Given request
Copy out every record precisely.

Part of a data file:

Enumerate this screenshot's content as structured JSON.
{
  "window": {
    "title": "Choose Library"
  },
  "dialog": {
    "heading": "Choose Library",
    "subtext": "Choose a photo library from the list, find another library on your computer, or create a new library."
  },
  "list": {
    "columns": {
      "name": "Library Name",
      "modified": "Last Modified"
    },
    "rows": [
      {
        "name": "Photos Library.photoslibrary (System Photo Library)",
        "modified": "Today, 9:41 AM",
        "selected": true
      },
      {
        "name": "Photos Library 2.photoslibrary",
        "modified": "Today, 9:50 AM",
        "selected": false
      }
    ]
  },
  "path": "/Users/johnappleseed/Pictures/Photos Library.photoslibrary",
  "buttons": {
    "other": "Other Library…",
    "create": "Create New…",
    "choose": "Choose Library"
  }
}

Answer to this problem
Enumerate this screenshot's content as structured JSON.
{
  "window": {
    "title": "Choose Library"
  },
  "dialog": {
    "heading": "Choose Library",
    "subtext": "Choose a photo library from the list, find another library on your computer, or create a new library."
  },
  "list": {
    "columns": {
      "name": "Library Name",
      "modified": "Last Modified"
    },
    "rows": [
      {
        "name": "Photos Library.photoslibrary (System Photo Library)",
        "modified": "Today, 9:41 AM",
        "selected": true
      },
      {
        "name": "Photos Library 2.photoslibrary",
        "modified": "Today, 9:50 AM",
        "selected": false
      }
    ]
  },
  "path": "/Users/johnappleseed/Pictures/Photos Library.photoslibrary",
  "buttons": {
    "other": "Other Library…",
    "create": "Create New…",
    "choose": "Choose Library"
  }
}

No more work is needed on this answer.